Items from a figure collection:
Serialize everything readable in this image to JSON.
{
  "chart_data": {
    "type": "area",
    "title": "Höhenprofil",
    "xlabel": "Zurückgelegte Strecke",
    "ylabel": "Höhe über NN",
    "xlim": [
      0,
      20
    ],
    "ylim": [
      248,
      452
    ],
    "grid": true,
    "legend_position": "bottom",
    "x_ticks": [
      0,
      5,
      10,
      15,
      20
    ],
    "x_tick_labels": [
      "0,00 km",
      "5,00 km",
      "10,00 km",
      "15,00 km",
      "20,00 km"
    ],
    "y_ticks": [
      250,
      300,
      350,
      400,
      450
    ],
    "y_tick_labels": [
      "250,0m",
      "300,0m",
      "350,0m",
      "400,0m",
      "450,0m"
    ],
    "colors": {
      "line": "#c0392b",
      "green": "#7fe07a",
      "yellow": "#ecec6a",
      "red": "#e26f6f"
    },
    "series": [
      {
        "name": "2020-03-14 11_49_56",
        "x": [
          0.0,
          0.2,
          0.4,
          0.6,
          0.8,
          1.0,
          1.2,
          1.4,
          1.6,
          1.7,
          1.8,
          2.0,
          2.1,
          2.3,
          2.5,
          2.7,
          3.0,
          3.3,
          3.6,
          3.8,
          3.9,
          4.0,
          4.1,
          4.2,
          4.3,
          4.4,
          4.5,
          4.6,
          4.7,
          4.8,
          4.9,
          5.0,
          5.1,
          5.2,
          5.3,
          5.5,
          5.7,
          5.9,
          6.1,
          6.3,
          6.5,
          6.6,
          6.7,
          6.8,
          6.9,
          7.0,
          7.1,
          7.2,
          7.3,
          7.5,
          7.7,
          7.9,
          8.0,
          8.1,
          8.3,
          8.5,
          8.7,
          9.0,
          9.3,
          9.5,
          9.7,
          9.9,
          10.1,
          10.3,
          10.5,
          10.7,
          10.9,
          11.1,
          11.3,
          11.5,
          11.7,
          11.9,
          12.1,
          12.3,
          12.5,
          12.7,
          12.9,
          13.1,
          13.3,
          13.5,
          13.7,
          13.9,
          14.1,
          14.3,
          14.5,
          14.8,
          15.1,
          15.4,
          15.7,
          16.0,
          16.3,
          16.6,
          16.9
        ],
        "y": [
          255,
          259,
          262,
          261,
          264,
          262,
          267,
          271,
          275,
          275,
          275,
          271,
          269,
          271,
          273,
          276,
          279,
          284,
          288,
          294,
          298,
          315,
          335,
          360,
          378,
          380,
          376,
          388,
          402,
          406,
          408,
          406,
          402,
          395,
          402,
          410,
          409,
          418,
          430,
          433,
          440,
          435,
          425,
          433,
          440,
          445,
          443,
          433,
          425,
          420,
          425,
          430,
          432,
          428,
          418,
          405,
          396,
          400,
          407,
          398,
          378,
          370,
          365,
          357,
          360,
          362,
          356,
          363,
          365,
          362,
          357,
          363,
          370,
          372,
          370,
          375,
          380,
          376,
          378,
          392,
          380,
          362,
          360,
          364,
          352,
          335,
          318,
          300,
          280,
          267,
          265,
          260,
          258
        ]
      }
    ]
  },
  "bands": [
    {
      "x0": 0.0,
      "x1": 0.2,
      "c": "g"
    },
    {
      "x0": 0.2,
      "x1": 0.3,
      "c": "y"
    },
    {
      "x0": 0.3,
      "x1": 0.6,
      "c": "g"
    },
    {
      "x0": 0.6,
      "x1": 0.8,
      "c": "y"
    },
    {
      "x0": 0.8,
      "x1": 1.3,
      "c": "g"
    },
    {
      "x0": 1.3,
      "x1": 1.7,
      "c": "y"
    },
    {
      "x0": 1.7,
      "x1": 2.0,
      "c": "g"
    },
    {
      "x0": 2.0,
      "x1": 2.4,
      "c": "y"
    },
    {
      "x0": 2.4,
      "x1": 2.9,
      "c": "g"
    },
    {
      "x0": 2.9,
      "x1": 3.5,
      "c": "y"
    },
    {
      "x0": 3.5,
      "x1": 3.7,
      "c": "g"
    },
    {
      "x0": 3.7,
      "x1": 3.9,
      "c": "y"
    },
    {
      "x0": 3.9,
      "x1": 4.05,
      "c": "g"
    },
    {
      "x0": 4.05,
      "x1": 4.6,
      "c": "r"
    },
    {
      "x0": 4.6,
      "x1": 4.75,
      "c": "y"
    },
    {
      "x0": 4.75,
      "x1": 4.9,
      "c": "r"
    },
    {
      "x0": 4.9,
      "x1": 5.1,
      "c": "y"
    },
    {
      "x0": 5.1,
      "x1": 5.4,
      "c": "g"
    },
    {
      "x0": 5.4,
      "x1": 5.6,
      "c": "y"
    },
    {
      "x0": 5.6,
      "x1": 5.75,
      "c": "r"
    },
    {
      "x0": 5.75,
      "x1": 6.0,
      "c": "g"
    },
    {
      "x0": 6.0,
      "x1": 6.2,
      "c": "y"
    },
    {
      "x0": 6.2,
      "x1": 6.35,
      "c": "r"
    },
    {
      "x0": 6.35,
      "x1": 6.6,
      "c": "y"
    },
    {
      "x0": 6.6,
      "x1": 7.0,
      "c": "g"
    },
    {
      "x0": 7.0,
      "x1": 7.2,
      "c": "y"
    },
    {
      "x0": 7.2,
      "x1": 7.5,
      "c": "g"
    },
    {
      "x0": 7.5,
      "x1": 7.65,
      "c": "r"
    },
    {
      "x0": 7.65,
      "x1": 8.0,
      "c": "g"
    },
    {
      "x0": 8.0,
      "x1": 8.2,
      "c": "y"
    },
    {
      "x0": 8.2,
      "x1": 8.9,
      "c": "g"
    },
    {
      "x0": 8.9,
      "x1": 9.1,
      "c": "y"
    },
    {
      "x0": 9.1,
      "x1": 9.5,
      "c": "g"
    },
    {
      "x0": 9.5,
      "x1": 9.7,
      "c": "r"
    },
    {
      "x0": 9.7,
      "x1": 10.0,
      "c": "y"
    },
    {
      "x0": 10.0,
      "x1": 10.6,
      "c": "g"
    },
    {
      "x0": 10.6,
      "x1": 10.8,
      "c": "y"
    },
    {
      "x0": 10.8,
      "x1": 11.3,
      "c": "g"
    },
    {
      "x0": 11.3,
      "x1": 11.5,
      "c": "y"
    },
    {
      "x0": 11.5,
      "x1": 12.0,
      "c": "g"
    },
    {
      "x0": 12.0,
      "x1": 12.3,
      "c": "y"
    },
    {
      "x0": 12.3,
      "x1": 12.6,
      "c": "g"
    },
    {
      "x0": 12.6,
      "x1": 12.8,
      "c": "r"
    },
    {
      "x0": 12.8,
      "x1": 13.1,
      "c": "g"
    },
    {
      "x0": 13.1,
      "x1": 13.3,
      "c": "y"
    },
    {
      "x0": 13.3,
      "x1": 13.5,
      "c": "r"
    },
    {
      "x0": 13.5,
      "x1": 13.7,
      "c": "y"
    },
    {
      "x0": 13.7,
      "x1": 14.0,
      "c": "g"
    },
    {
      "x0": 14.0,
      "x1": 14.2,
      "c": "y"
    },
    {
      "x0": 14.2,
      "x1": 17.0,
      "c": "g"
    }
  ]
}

SHORT PROBLEM:
Output all of the material, please, exactly as it stands.

ANSWER:
Serialize everything readable in this image to JSON.
{
  "chart_data": {
    "type": "area",
    "title": "Höhenprofil",
    "xlabel": "Zurückgelegte Strecke",
    "ylabel": "Höhe über NN",
    "xlim": [
      0,
      20
    ],
    "ylim": [
      248,
      452
    ],
    "grid": true,
    "legend_position": "bottom",
    "x_ticks": [
      0,
      5,
      10,
      15,
      20
    ],
    "x_tick_labels": [
      "0,00 km",
      "5,00 km",
      "10,00 km",
      "15,00 km",
      "20,00 km"
    ],
    "y_ticks": [
      250,
      300,
      350,
      400,
      450
    ],
    "y_tick_labels": [
      "250,0m",
      "300,0m",
      "350,0m",
      "400,0m",
      "450,0m"
    ],
    "colors": {
      "line": "#c0392b",
      "green": "#7fe07a",
      "yellow": "#ecec6a",
      "red": "#e26f6f"
    },
    "series": [
      {
        "name": "2020-03-14 11_49_56",
        "x": [
          0.0,
          0.2,
          0.4,
          0.6,
          0.8,
          1.0,
          1.2,
          1.4,
          1.6,
          1.7,
          1.8,
          2.0,
          2.1,
          2.3,
          2.5,
          2.7,
          3.0,
          3.3,
          3.6,
          3.8,
          3.9,
          4.0,
          4.1,
          4.2,
          4.3,
          4.4,
          4.5,
          4.6,
          4.7,
          4.8,
          4.9,
          5.0,
          5.1,
          5.2,
          5.3,
          5.5,
          5.7,
          5.9,
          6.1,
          6.3,
          6.5,
          6.6,
          6.7,
          6.8,
          6.9,
          7.0,
          7.1,
          7.2,
          7.3,
          7.5,
          7.7,
          7.9,
          8.0,
          8.1,
          8.3,
          8.5,
          8.7,
          9.0,
          9.3,
          9.5,
          9.7,
          9.9,
          10.1,
          10.3,
          10.5,
          10.7,
          10.9,
          11.1,
          11.3,
          11.5,
          11.7,
          11.9,
          12.1,
          12.3,
          12.5,
          12.7,
          12.9,
          13.1,
          13.3,
          13.5,
          13.7,
          13.9,
          14.1,
          14.3,
          14.5,
          14.8,
          15.1,
          15.4,
          15.7,
          16.0,
          16.3,
          16.6,
          16.9
        ],
        "y": [
          255,
          259,
          262,
          261,
          264,
          262,
          267,
          271,
          275,
          275,
          275,
          271,
          269,
          271,
          273,
          276,
          279,
          284,
          288,
          294,
          298,
          315,
          335,
          360,
          378,
          380,
          376,
          388,
          402,
          406,
          408,
          406,
          402,
          395,
          402,
          410,
          409,
          418,
          430,
          433,
          440,
          435,
          425,
          433,
          440,
          445,
          443,
          433,
          425,
          420,
          425,
          430,
          432,
          428,
          418,
          405,
          396,
          400,
          407,
          398,
          378,
          370,
          365,
          357,
          360,
          362,
          356,
          363,
          365,
          362,
          357,
          363,
          370,
          372,
          370,
          375,
          380,
          376,
          378,
          392,
          380,
          362,
          360,
          364,
          352,
          335,
          318,
          300,
          280,
          267,
          265,
          260,
          258
        ]
      }
    ]
  },
  "bands": [
    {
      "x0": 0.0,
      "x1": 0.2,
      "c": "g"
    },
    {
      "x0": 0.2,
      "x1": 0.3,
      "c": "y"
    },
    {
      "x0": 0.3,
      "x1": 0.6,
      "c": "g"
    },
    {
      "x0": 0.6,
      "x1": 0.8,
      "c": "y"
    },
    {
      "x0": 0.8,
      "x1": 1.3,
      "c": "g"
    },
    {
      "x0": 1.3,
      "x1": 1.7,
      "c": "y"
    },
    {
      "x0": 1.7,
      "x1": 2.0,
      "c": "g"
    },
    {
      "x0": 2.0,
      "x1": 2.4,
      "c": "y"
    },
    {
      "x0": 2.4,
      "x1": 2.9,
      "c": "g"
    },
    {
      "x0": 2.9,
      "x1": 3.5,
      "c": "y"
    },
    {
      "x0": 3.5,
      "x1": 3.7,
      "c": "g"
    },
    {
      "x0": 3.7,
      "x1": 3.9,
      "c": "y"
    },
    {
      "x0": 3.9,
      "x1": 4.05,
      "c": "g"
    },
    {
      "x0": 4.05,
      "x1": 4.6,
      "c": "r"
    },
    {
      "x0": 4.6,
      "x1": 4.75,
      "c": "y"
    },
    {
      "x0": 4.75,
      "x1": 4.9,
      "c": "r"
    },
    {
      "x0": 4.9,
      "x1": 5.1,
      "c": "y"
    },
    {
      "x0": 5.1,
      "x1": 5.4,
      "c": "g"
    },
    {
      "x0": 5.4,
      "x1": 5.6,
      "c": "y"
    },
    {
      "x0": 5.6,
      "x1": 5.75,
      "c": "r"
    },
    {
      "x0": 5.75,
      "x1": 6.0,
      "c": "g"
    },
    {
      "x0": 6.0,
      "x1": 6.2,
      "c": "y"
    },
    {
      "x0": 6.2,
      "x1": 6.35,
      "c": "r"
    },
    {
      "x0": 6.35,
      "x1": 6.6,
      "c": "y"
    },
    {
      "x0": 6.6,
      "x1": 7.0,
      "c": "g"
    },
    {
      "x0": 7.0,
      "x1": 7.2,
      "c": "y"
    },
    {
      "x0": 7.2,
      "x1": 7.5,
      "c": "g"
    },
    {
      "x0": 7.5,
      "x1": 7.65,
      "c": "r"
    },
    {
      "x0": 7.65,
      "x1": 8.0,
      "c": "g"
    },
    {
      "x0": 8.0,
      "x1": 8.2,
      "c": "y"
    },
    {
      "x0": 8.2,
      "x1": 8.9,
      "c": "g"
    },
    {
      "x0": 8.9,
      "x1": 9.1,
      "c": "y"
    },
    {
      "x0": 9.1,
      "x1": 9.5,
      "c": "g"
    },
    {
      "x0": 9.5,
      "x1": 9.7,
      "c": "r"
    },
    {
      "x0": 9.7,
      "x1": 10.0,
      "c": "y"
    },
    {
      "x0": 10.0,
      "x1": 10.6,
      "c": "g"
    },
    {
      "x0": 10.6,
      "x1": 10.8,
      "c": "y"
    },
    {
      "x0": 10.8,
      "x1": 11.3,
      "c": "g"
    },
    {
      "x0": 11.3,
      "x1": 11.5,
      "c": "y"
    },
    {
      "x0": 11.5,
      "x1": 12.0,
      "c": "g"
    },
    {
      "x0": 12.0,
      "x1": 12.3,
      "c": "y"
    },
    {
      "x0": 12.3,
      "x1": 12.6,
      "c": "g"
    },
    {
      "x0": 12.6,
      "x1": 12.8,
      "c": "r"
    },
    {
      "x0": 12.8,
      "x1": 13.1,
      "c": "g"
    },
    {
      "x0": 13.1,
      "x1": 13.3,
      "c": "y"
    },
    {
      "x0": 13.3,
      "x1": 13.5,
      "c": "r"
    },
    {
      "x0": 13.5,
      "x1": 13.7,
      "c": "y"
    },
    {
      "x0": 13.7,
      "x1": 14.0,
      "c": "g"
    },
    {
      "x0": 14.0,
      "x1": 14.2,
      "c": "y"
    },
    {
      "x0": 14.2,
      "x1": 17.0,
      "c": "g"
    }
  ]
}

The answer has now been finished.